Your task: Please copy exactly the lines that begin with the one containing "Output the text content of this document." and end with the last line of the entries.
===== Data shown =====
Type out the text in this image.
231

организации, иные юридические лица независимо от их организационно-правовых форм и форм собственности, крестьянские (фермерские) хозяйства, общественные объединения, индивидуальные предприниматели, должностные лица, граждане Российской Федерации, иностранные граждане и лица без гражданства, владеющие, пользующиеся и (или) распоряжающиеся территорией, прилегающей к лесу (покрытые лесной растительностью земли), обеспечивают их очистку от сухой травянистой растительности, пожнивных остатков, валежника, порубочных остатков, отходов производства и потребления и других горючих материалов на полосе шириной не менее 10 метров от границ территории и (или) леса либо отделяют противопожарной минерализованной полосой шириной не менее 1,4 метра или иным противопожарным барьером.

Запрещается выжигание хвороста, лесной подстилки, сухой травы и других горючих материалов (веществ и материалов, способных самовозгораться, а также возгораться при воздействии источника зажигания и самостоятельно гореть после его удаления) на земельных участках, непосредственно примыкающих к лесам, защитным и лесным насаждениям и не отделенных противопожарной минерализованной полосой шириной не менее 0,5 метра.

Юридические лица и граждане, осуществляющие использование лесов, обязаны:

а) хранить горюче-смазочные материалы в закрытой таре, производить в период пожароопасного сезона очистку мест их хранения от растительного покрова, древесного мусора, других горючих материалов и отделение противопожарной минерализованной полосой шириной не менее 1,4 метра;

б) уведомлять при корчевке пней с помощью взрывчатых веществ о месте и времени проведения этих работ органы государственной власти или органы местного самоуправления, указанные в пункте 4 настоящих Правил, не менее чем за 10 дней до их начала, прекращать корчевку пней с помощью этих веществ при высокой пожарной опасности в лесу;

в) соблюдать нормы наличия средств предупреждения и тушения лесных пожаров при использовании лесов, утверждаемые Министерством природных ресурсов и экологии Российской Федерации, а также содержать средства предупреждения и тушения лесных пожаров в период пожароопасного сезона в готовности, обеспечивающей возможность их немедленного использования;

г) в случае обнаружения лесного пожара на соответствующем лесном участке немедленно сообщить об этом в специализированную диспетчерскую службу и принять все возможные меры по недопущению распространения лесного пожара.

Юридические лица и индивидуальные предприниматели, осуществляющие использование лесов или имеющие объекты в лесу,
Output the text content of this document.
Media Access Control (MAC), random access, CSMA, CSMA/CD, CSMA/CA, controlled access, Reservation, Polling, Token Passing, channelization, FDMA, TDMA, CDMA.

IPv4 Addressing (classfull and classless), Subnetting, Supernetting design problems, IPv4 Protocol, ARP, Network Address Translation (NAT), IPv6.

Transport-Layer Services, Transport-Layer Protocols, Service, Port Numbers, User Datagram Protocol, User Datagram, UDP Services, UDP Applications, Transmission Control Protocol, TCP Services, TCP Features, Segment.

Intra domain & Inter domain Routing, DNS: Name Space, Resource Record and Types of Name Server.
=====
Reply to the exercise:
Output the text content of this document.
Media Access Control (MAC), random access, CSMA, CSMA/CD, CSMA/CA, controlled access, Reservation, Polling, Token Passing, channelization, FDMA, TDMA, CDMA.

IPv4 Addressing (classfull and classless), Subnetting, Supernetting design problems, IPv4 Protocol, ARP, Network Address Translation (NAT), IPv6.

Transport-Layer Services, Transport-Layer Protocols, Service, Port Numbers, User Datagram Protocol, User Datagram, UDP Services, UDP Applications, Transmission Control Protocol, TCP Services, TCP Features, Segment.

Intra domain & Inter domain Routing, DNS: Name Space, Resource Record and Types of Name Server.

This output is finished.